Die Ufer des Zeller Sees sind nicht weniger reizend als die seines Nachbarn. Auf der badischen Seite reichen sie näher an den Höwgau und seine hohen, von alten Burgen und Festen gekrönten Basaltkegel: Hohenhöwen, Hohenstoffeln, Hohenkrähen, Hohentwiel usw. An das letztere allein, das wir hier übergehen müssen, knüpfen sich so viele Erinnerungen, daß Folianten sie nicht erschöpfen könnten. Ebenso unermeßlich ist die Aussicht, welche sich auf diesen hochragenden Kuppen in die Schweizer Berge eröffnet.
Die andere, schönere Seite des Seeufers bildet der sangesreiche Thurgau. Ein anmutiger Bergrücken durchzieht ihn, an dem im dreizehnten Jahrhundert unzählige Sängerburgen standen. Hier ist die wahre Heimat des Minnesangs. Auch auf dessen Entwicklung hat das nahegelegene St. Gallen günstig gewirkt. Tutiolo, ein St. Galler Mönch, Notkers und Ratperts Freund und Karls des Dicken, der auf der Reichenau starb, besonderer Liebling, war in allen Künsten, besonders in Musik und Dichtkunst, erfahren. Mit Erlaubnis des Abtes Hartmuot unterrichtete er die Söhne der benachbarten Edlen in Gesang und Saitenspiel. Aus dieser Schule, die sich mehrere Jahrhunderte lang hielt, gingen die vielen ritterlichen Sänger hervor, auf die der Thurgau stolz ist.
+ + +
# Aufgabe
Prüfe, ob die folgenden Aussagen mit dem Text über den Zeller See übereinstimmen, und beantworte jede mit Ja oder Nein samt den entscheidenden Worten des Textes als wörtlichem Zitat.
1. Tutiolo war ein Mönch aus St. Gallen.
2. Tutiolo unterrichtete die Söhne der benachbarten Edlen ohne Erlaubnis des Abtes.
3. Die Sängerburgen am Bergrücken des Thurgaus standen im vierzehnten Jahrhundert.

# Gegebenes Material
+ + +
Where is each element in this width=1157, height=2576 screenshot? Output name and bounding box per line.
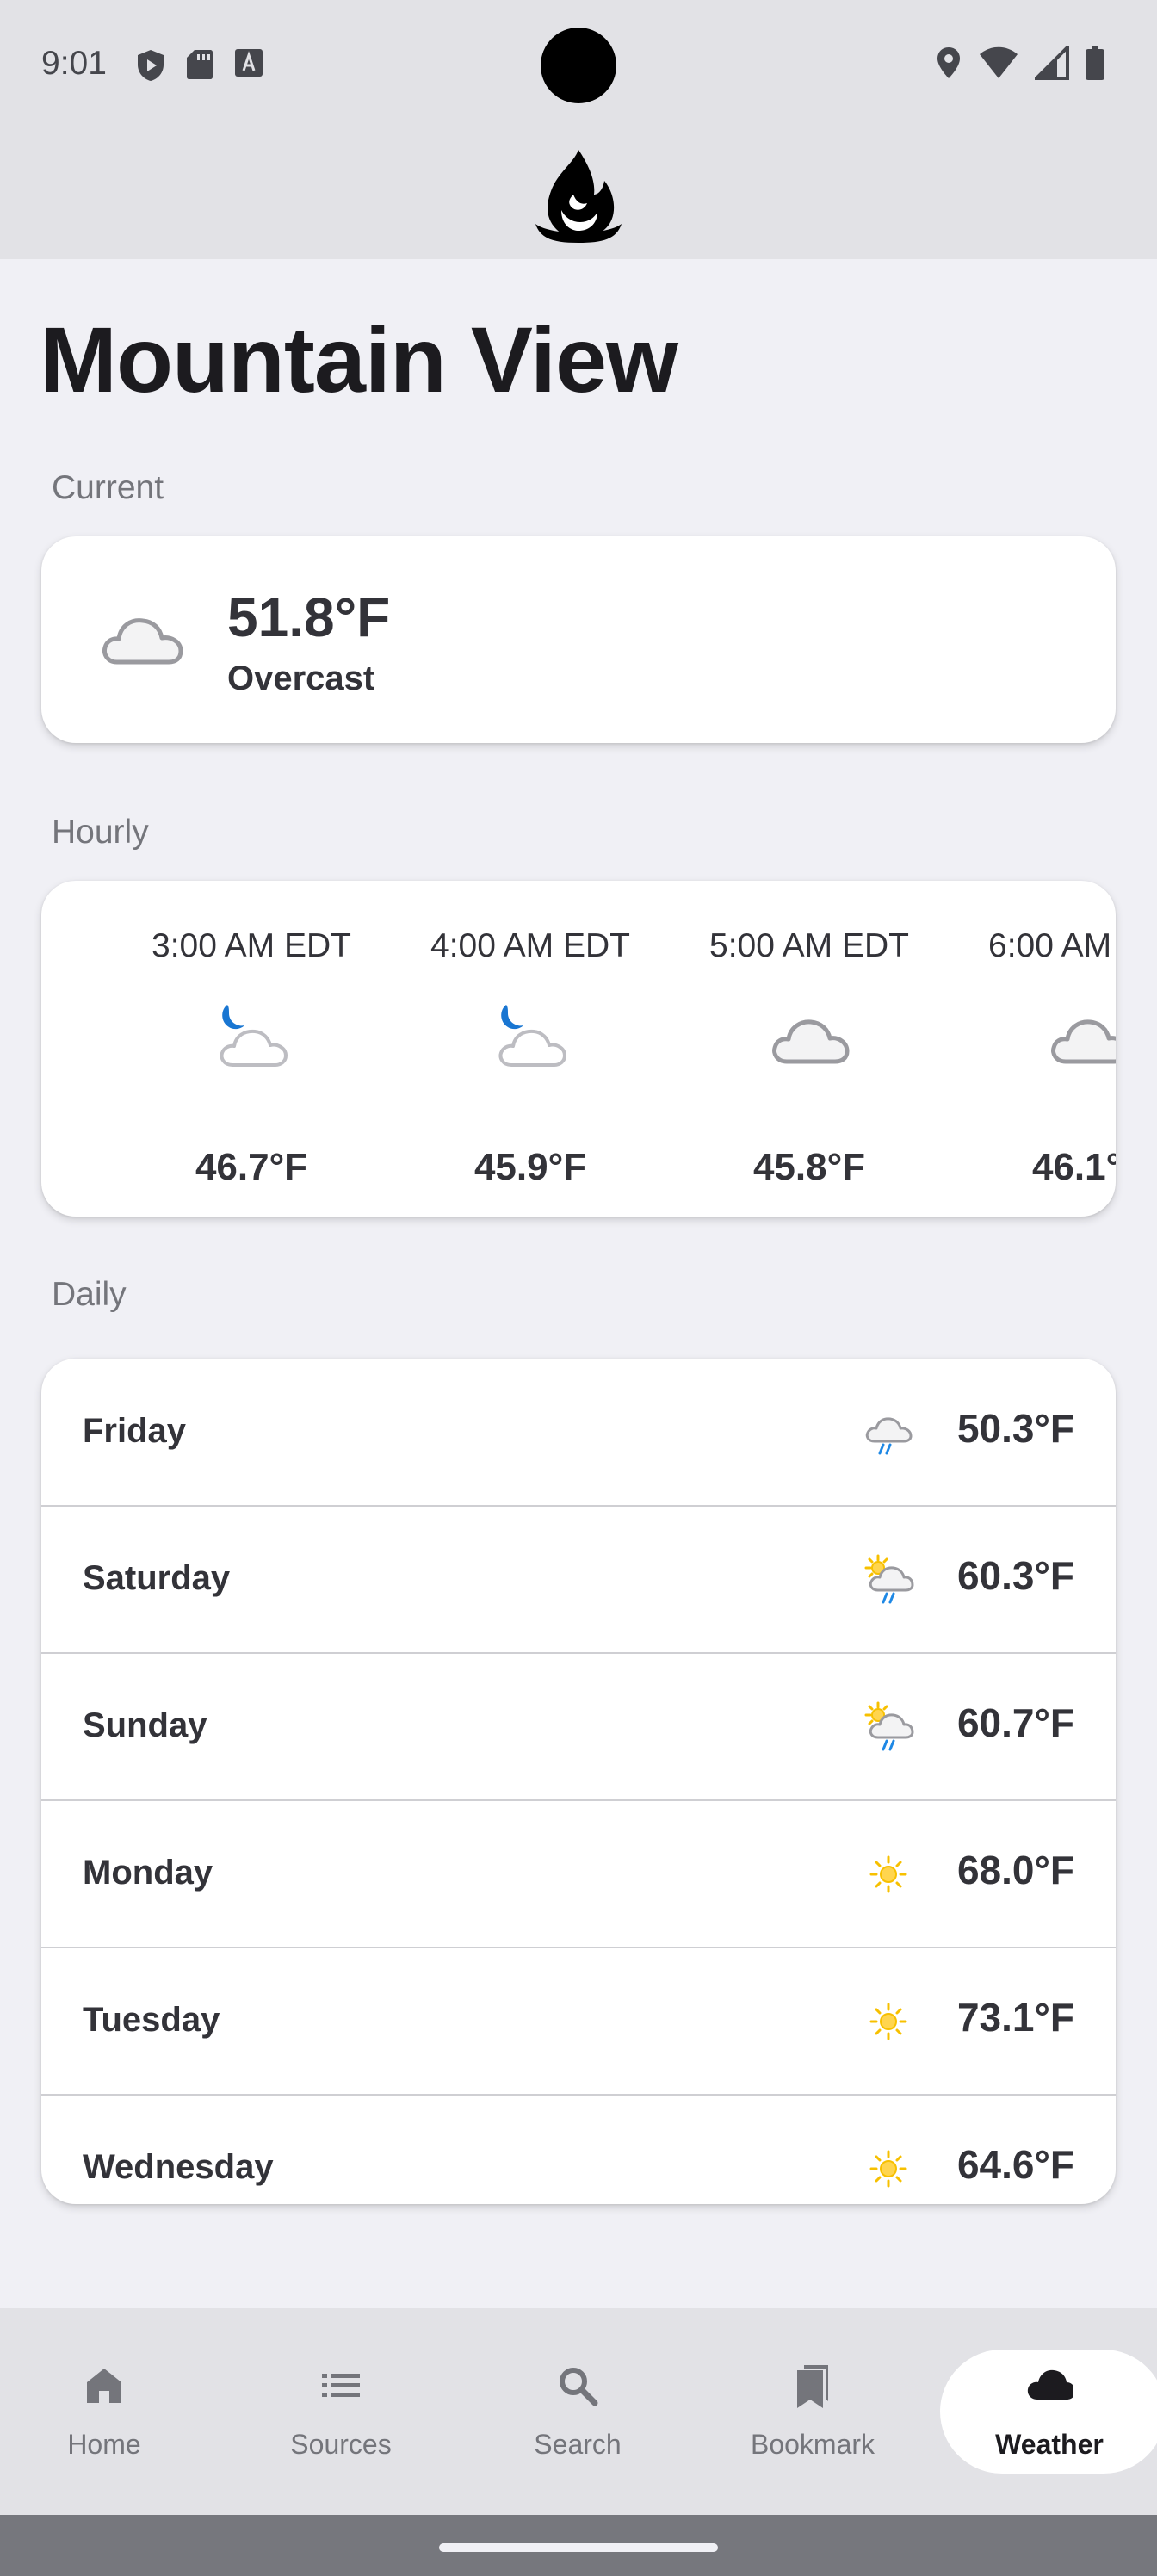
+ + +
# Ergebnis
1. Ja: „Tutiolo, ein St. Galler Mönch“
2. Nein: „Mit Erlaubnis des Abtes Hartmuot unterrichtete er die Söhne der benachbarten Edlen in Gesang und Saitenspiel.“
3. Nein: „an dem im dreizehnten Jahrhundert unzählige Sängerburgen standen“